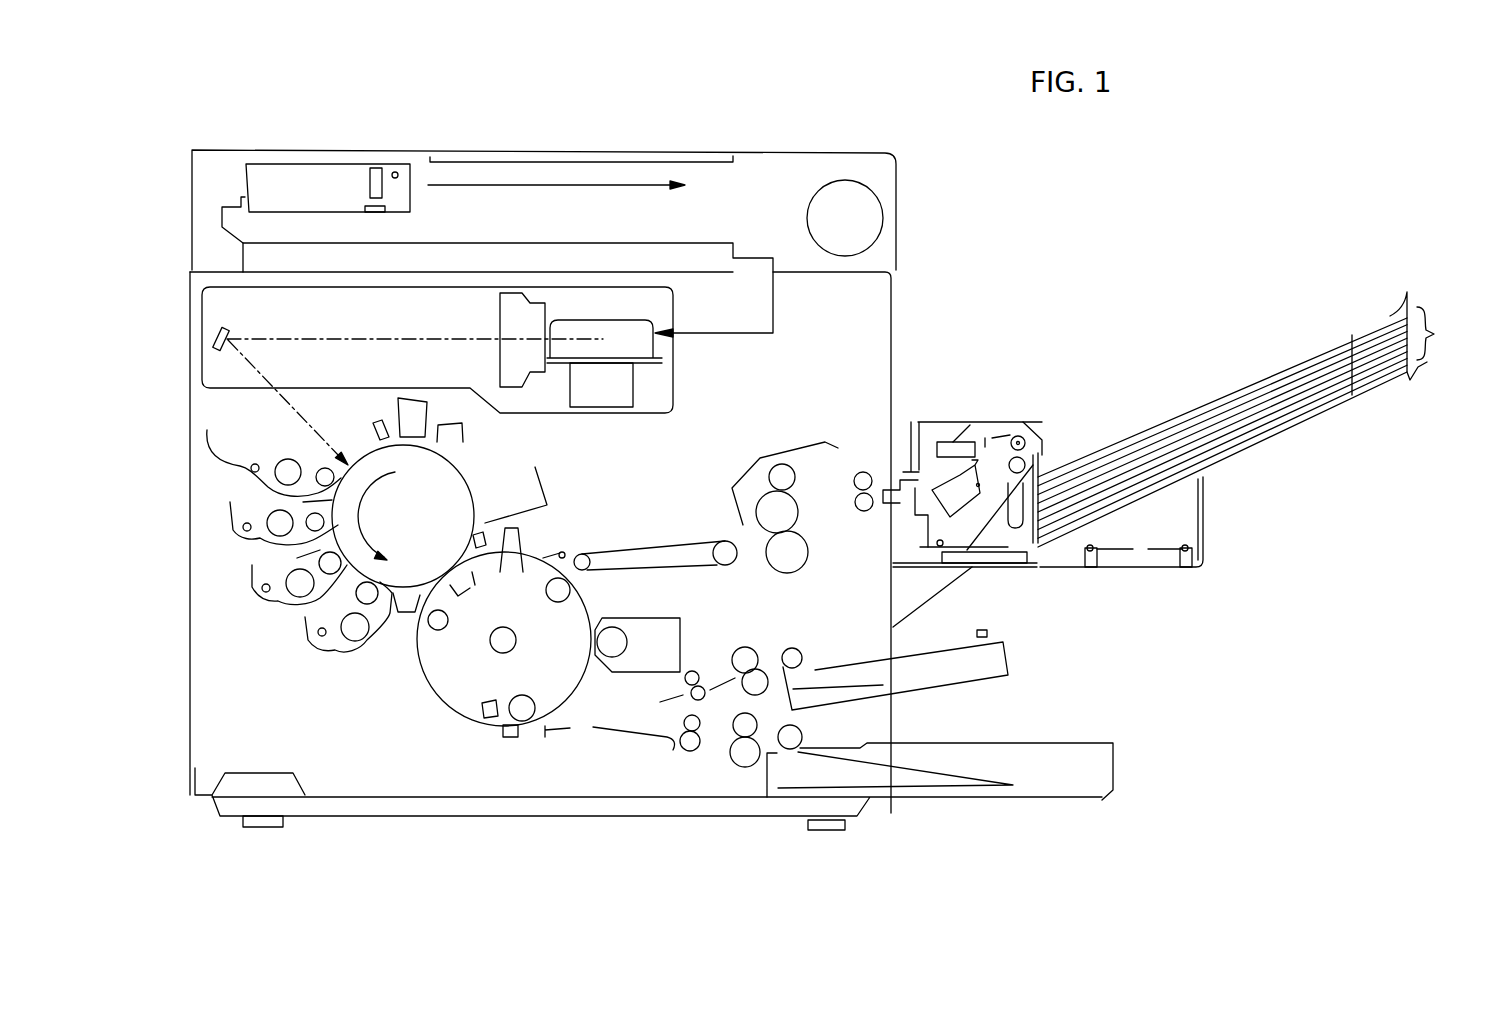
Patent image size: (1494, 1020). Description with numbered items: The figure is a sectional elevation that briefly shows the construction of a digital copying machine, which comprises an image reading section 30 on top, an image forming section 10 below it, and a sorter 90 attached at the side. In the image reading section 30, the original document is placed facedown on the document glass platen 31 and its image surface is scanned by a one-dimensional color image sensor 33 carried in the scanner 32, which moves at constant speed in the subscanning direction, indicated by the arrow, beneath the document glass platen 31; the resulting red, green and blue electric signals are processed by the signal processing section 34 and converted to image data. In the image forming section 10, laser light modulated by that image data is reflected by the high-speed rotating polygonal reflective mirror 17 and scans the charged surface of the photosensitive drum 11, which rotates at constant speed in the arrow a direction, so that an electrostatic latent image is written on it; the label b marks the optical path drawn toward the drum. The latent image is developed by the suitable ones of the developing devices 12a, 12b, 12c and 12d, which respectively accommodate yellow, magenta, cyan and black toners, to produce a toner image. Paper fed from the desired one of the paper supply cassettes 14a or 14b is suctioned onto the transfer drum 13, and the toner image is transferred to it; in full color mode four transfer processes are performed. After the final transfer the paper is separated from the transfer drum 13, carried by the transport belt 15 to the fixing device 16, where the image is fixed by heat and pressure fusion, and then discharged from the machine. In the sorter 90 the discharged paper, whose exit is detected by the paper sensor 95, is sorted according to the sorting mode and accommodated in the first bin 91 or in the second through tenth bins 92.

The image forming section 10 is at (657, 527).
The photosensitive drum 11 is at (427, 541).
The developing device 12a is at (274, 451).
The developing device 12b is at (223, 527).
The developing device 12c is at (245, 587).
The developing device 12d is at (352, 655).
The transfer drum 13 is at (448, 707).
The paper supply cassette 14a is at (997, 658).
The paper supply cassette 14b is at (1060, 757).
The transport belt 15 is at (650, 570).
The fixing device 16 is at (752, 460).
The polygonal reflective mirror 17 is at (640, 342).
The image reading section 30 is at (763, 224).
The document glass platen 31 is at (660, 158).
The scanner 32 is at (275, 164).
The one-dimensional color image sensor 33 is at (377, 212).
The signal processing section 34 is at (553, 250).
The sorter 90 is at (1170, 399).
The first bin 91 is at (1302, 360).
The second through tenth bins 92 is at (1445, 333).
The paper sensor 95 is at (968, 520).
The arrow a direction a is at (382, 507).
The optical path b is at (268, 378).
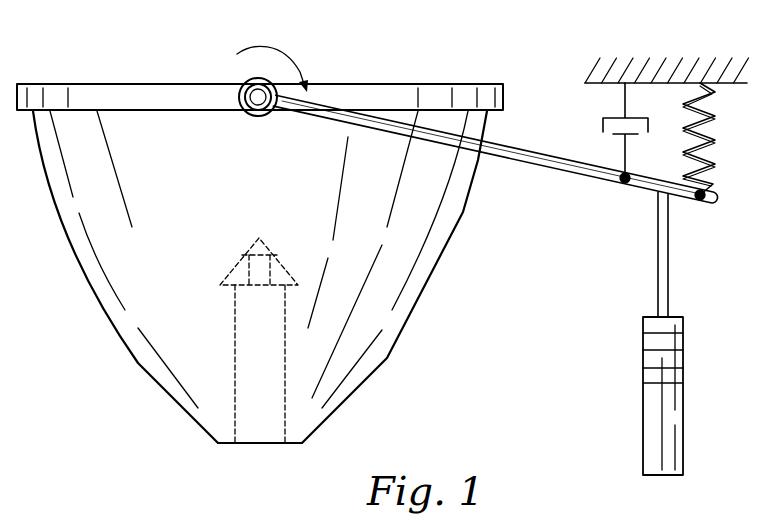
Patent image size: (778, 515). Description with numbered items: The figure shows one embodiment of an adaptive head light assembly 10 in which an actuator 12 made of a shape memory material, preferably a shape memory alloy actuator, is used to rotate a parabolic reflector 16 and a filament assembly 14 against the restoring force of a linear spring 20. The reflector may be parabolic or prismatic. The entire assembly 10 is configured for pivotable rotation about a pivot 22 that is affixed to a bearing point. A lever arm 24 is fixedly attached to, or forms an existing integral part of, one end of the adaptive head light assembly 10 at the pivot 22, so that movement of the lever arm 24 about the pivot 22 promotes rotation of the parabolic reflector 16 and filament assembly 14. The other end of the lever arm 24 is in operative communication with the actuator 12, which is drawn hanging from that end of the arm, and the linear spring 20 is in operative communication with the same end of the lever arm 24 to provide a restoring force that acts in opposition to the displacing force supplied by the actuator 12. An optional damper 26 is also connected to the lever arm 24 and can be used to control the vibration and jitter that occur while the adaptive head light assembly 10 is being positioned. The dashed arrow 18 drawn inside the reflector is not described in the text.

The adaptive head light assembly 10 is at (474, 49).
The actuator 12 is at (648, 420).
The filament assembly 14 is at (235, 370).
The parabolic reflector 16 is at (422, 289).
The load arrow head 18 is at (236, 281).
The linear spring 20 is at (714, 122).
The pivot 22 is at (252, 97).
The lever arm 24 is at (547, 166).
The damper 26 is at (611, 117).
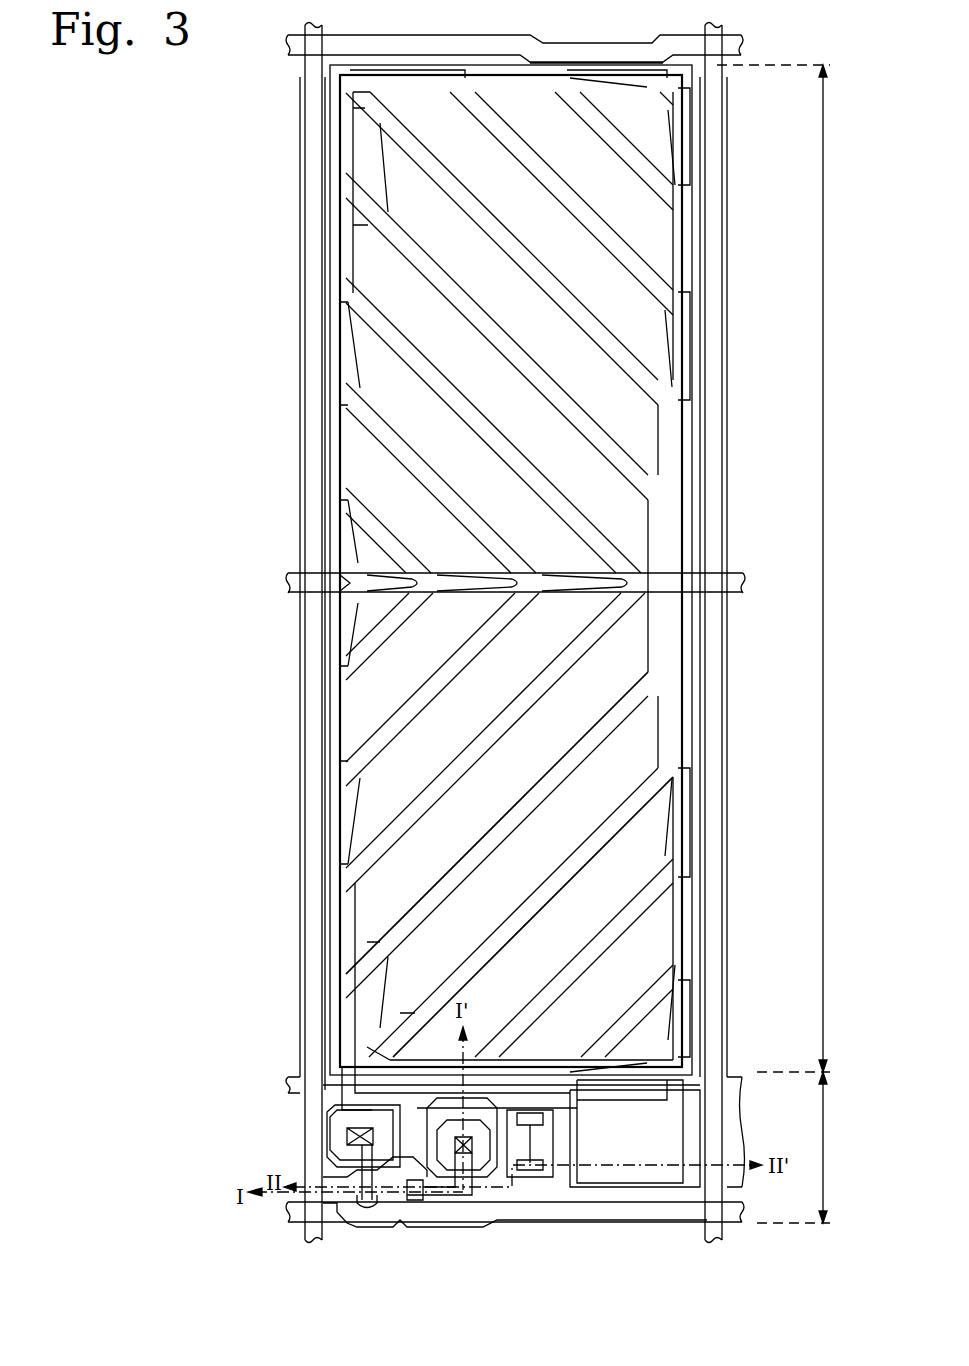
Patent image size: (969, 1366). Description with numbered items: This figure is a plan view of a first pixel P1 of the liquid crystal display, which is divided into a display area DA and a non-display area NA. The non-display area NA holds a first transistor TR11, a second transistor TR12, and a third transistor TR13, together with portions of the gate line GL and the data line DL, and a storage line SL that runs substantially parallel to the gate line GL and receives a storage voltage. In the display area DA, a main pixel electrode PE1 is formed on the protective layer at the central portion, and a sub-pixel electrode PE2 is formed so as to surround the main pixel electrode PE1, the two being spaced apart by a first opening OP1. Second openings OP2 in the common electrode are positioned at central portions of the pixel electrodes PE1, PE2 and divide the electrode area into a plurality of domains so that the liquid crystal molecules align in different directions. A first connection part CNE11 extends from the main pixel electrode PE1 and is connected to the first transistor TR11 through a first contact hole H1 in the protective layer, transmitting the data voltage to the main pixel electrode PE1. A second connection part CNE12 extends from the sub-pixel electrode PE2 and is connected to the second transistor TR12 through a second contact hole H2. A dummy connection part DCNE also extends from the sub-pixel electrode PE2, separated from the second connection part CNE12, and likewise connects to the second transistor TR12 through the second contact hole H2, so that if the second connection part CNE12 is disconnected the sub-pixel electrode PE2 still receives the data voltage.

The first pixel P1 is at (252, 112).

* Stated problem
Rewrite all the lines above, replacing "Patent image size" with "Drawing dimensions" wherever it occurs and keeping everything else unchanged. Leave the pictures out of your answer.

* Response for this exercise
Drawing dimensions: (1494, 1020). Description with numbered items: The figure is a sectional elevation that briefly shows the construction of a digital copying machine, which comprises an image reading section 30 on top, an image forming section 10 below it, and a sorter 90 attached at the side. In the image reading section 30, the original document is placed facedown on the document glass platen 31 and its image surface is scanned by a one-dimensional color image sensor 33 carried in the scanner 32, which moves at constant speed in the subscanning direction, indicated by the arrow, beneath the document glass platen 31; the resulting red, green and blue electric signals are processed by the signal processing section 34 and converted to image data. In the image forming section 10, laser light modulated by that image data is reflected by the high-speed rotating polygonal reflective mirror 17 and scans the charged surface of the photosensitive drum 11, which rotates at constant speed in the arrow a direction, so that an electrostatic latent image is written on it; the label b marks the optical path drawn toward the drum. The latent image is developed by the suitable ones of the developing devices 12a, 12b, 12c and 12d, which respectively accommodate yellow, magenta, cyan and black toners, to produce a toner image. Paper fed from the desired one of the paper supply cassettes 14a or 14b is suctioned onto the transfer drum 13, and the toner image is transferred to it; in full color mode four transfer processes are performed. After the final transfer the paper is separated from the transfer drum 13, carried by the transport belt 15 to the fixing device 16, where the image is fixed by heat and pressure fusion, and then discharged from the machine. In the sorter 90 the discharged paper, whose exit is detected by the paper sensor 95, is sorted according to the sorting mode and accommodated in the first bin 91 or in the second through tenth bins 92.

The image forming section 10 is at (657, 527).
The photosensitive drum 11 is at (427, 541).
The developing device 12a is at (274, 451).
The developing device 12b is at (223, 527).
The developing device 12c is at (245, 587).
The developing device 12d is at (352, 655).
The transfer drum 13 is at (448, 707).
The paper supply cassette 14a is at (997, 658).
The paper supply cassette 14b is at (1060, 757).
The transport belt 15 is at (650, 570).
The fixing device 16 is at (752, 460).
The polygonal reflective mirror 17 is at (640, 342).
The image reading section 30 is at (763, 224).
The document glass platen 31 is at (660, 158).
The scanner 32 is at (275, 164).
The one-dimensional color image sensor 33 is at (377, 212).
The signal processing section 34 is at (553, 250).
The sorter 90 is at (1170, 399).
The first bin 91 is at (1302, 360).
The second through tenth bins 92 is at (1445, 333).
The paper sensor 95 is at (968, 520).
The arrow a direction a is at (382, 507).
The optical path b is at (268, 378).
Drawing dimensions: (778, 515). Description with numbered items: The figure shows one embodiment of an adaptive head light assembly 10 in which an actuator 12 made of a shape memory material, preferably a shape memory alloy actuator, is used to rotate a parabolic reflector 16 and a filament assembly 14 against the restoring force of a linear spring 20. The reflector may be parabolic or prismatic. The entire assembly 10 is configured for pivotable rotation about a pivot 22 that is affixed to a bearing point. A lever arm 24 is fixedly attached to, or forms an existing integral part of, one end of the adaptive head light assembly 10 at the pivot 22, so that movement of the lever arm 24 about the pivot 22 promotes rotation of the parabolic reflector 16 and filament assembly 14. The other end of the lever arm 24 is in operative communication with the actuator 12, which is drawn hanging from that end of the arm, and the linear spring 20 is in operative communication with the same end of the lever arm 24 to provide a restoring force that acts in opposition to the displacing force supplied by the actuator 12. An optional damper 26 is also connected to the lever arm 24 and can be used to control the vibration and jitter that occur while the adaptive head light assembly 10 is being positioned. The dashed arrow 18 drawn inside the reflector is not described in the text.

The adaptive head light assembly 10 is at (474, 49).
The actuator 12 is at (648, 420).
The filament assembly 14 is at (235, 370).
The parabolic reflector 16 is at (422, 289).
The load arrow head 18 is at (236, 281).
The linear spring 20 is at (714, 122).
The pivot 22 is at (252, 97).
The lever arm 24 is at (547, 166).
The damper 26 is at (611, 117).
Drawing dimensions: (969, 1366). Description with numbered items: This figure is a plan view of a first pixel P1 of the liquid crystal display, which is divided into a display area DA and a non-display area NA. The non-display area NA holds a first transistor TR11, a second transistor TR12, and a third transistor TR13, together with portions of the gate line GL and the data line DL, and a storage line SL that runs substantially parallel to the gate line GL and receives a storage voltage. In the display area DA, a main pixel electrode PE1 is formed on the protective layer at the central portion, and a sub-pixel electrode PE2 is formed so as to surround the main pixel electrode PE1, the two being spaced apart by a first opening OP1. Second openings OP2 in the common electrode are positioned at central portions of the pixel electrodes PE1, PE2 and divide the electrode area into a plurality of domains so that the liquid crystal molecules align in different directions. A first connection part CNE11 extends from the main pixel electrode PE1 and is connected to the first transistor TR11 through a first contact hole H1 in the protective layer, transmitting the data voltage to the main pixel electrode PE1. A second connection part CNE12 extends from the sub-pixel electrode PE2 and is connected to the second transistor TR12 through a second contact hole H2. A dummy connection part DCNE also extends from the sub-pixel electrode PE2, separated from the second connection part CNE12, and likewise connects to the second transistor TR12 through the second contact hole H2, so that if the second connection part CNE12 is disconnected the sub-pixel electrode PE2 still receives the data voltage.

The first pixel P1 is at (252, 112).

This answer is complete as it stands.